* [OBJETIVO DO EXERCÍCIO] Traduza para o português esta frase do excerto: "To love is to be led away into a forest where the secret grave is dug, singing, praising darkness under the trees."
··· EXCERTO
Centrado na dicotomia
entre a vida prática – não amar – e a entrega radical – amar –, Ignatow
detém-se em evidenciar o alto custo que a autêntica entrega emocional exige – experimentado,
ironicamente, pelos “mortos” –, em contraste com a segurança superficial da
mera existência em que vivem os “livres”, sem estarem presos aos garrotes e às
dores do comprometimento total.
Importar esclarecer –
e compreenda-se que há algo de especulativo em tais deduções – que os “mortos”
são os que, amando, se “perderam” no bosque ou, ainda, aqueles que se transformaram
em peixes no mar profundo: se “mortos” para o mundo, para o poeta, contudo, são
os que, de fato, apreenderam a essência mesma da existência, ainda que ao custo
da aniquilação do eu social.
O vocativo final parece
ser um pedido de auxílio, emanado a partir do próprio abismo em que se
encontram os que se dispuseram a amar com todas as forças, dirigido aos livres
que estão a salvo nas margens, para que lhes ajudem a escapar da asfixia de tamanha
paixão desmesurada.
J.A.R. – H.C.
David Ignatow
(1914-1997)
Rescue the Dead
Finally, to forgo
love is to kiss a leaf,
is to let rain fall
nakedly upon your head,
is to respect fire,
is to study man’s
eyes and his gestures
as he talks,
is to set bread upon
the table
and a knife
discreetly by,
is to pass through
crowds
like a crowd of
oneself.
Not to love is to live.
To love is to be led
away
into a forest where
the secret grave
is dug, singing,
praising darkness
under the trees.
To live is to sign
your name,
is to ignore the
dead,
is to carry a wallet
and shake hands.
To love is to be a
fish.
My boat wallows in
the sea.
······
··· DADOS FORNECIDOS
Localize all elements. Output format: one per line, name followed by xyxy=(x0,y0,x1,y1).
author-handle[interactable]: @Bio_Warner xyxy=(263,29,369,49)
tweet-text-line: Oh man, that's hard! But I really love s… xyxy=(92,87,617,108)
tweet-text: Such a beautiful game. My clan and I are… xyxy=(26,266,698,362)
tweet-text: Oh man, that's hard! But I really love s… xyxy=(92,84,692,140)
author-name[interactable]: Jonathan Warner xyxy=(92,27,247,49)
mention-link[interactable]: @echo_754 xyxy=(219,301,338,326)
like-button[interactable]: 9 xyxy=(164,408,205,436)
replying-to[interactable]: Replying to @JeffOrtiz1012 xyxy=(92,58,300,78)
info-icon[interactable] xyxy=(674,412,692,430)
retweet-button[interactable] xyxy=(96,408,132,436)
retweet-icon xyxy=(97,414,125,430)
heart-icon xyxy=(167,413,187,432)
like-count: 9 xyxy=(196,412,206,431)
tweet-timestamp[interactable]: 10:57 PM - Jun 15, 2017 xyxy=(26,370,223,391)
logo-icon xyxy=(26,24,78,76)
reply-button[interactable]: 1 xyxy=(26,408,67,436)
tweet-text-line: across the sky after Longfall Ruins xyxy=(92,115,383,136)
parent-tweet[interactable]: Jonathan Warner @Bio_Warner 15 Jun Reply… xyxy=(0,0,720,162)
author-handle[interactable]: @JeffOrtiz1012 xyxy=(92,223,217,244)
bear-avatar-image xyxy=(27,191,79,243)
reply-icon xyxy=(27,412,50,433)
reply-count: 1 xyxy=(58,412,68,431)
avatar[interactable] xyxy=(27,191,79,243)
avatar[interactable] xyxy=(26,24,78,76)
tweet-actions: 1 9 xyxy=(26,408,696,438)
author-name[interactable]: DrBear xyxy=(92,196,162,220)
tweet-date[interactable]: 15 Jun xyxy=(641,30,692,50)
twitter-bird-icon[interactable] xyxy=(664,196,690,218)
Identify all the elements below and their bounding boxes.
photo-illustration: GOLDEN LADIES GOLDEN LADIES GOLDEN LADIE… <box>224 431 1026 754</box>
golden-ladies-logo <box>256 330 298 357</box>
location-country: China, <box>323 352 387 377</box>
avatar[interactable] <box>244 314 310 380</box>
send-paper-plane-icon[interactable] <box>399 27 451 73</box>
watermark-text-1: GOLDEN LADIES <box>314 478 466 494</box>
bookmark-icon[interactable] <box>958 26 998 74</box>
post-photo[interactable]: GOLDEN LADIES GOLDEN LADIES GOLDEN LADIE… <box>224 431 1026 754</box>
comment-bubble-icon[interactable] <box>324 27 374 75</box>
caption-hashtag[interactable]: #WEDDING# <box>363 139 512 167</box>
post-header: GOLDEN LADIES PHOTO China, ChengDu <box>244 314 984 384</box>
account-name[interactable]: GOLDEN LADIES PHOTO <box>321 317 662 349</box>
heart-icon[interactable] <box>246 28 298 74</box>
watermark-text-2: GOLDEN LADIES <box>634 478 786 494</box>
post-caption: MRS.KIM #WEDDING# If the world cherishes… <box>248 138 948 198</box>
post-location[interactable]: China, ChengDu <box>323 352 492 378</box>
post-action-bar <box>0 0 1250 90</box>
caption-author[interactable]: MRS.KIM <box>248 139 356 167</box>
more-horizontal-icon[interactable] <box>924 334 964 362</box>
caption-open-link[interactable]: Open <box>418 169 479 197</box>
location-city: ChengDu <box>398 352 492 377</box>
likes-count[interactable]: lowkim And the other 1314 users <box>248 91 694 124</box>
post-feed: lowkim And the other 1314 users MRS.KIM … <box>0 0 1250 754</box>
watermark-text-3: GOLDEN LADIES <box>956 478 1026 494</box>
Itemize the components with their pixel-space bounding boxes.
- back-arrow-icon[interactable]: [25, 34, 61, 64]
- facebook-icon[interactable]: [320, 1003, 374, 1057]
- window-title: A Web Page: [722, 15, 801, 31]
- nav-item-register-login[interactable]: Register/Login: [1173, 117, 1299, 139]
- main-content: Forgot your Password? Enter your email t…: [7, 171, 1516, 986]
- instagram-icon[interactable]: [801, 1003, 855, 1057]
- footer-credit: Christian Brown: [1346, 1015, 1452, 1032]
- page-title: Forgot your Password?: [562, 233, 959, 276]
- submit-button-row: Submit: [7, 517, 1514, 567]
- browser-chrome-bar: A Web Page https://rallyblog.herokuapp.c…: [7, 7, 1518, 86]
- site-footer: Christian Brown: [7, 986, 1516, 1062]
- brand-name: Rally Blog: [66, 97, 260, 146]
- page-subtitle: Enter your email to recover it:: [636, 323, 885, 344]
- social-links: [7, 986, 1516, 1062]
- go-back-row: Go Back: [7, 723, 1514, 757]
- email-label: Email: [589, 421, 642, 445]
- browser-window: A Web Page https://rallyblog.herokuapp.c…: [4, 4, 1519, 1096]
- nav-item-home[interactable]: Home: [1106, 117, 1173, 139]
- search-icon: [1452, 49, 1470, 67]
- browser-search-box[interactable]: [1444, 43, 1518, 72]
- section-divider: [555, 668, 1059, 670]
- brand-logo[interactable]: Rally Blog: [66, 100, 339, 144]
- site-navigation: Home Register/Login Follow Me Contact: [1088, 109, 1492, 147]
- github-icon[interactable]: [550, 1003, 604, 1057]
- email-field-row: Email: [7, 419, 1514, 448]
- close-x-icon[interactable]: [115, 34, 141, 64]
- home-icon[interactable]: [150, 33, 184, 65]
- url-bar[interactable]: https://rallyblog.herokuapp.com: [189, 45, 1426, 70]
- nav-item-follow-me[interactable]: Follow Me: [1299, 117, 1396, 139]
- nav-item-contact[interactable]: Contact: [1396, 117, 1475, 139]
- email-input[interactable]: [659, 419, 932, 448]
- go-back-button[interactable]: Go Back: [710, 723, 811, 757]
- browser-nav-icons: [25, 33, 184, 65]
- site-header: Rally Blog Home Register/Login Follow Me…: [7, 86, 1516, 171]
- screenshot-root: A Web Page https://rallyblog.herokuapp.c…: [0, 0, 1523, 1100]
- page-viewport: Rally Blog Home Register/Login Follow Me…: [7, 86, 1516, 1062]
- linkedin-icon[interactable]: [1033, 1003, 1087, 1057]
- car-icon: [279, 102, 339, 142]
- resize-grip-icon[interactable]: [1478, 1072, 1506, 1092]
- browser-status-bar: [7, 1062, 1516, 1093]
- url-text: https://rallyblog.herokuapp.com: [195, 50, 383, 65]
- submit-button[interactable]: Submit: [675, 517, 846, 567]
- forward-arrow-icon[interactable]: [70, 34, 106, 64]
······
* [SOLUÇÃO] Amar é ser levado para longe, para dentro de uma floresta onde a cova secreta é cavada, cantando, louvando a escuridão sob as árvores.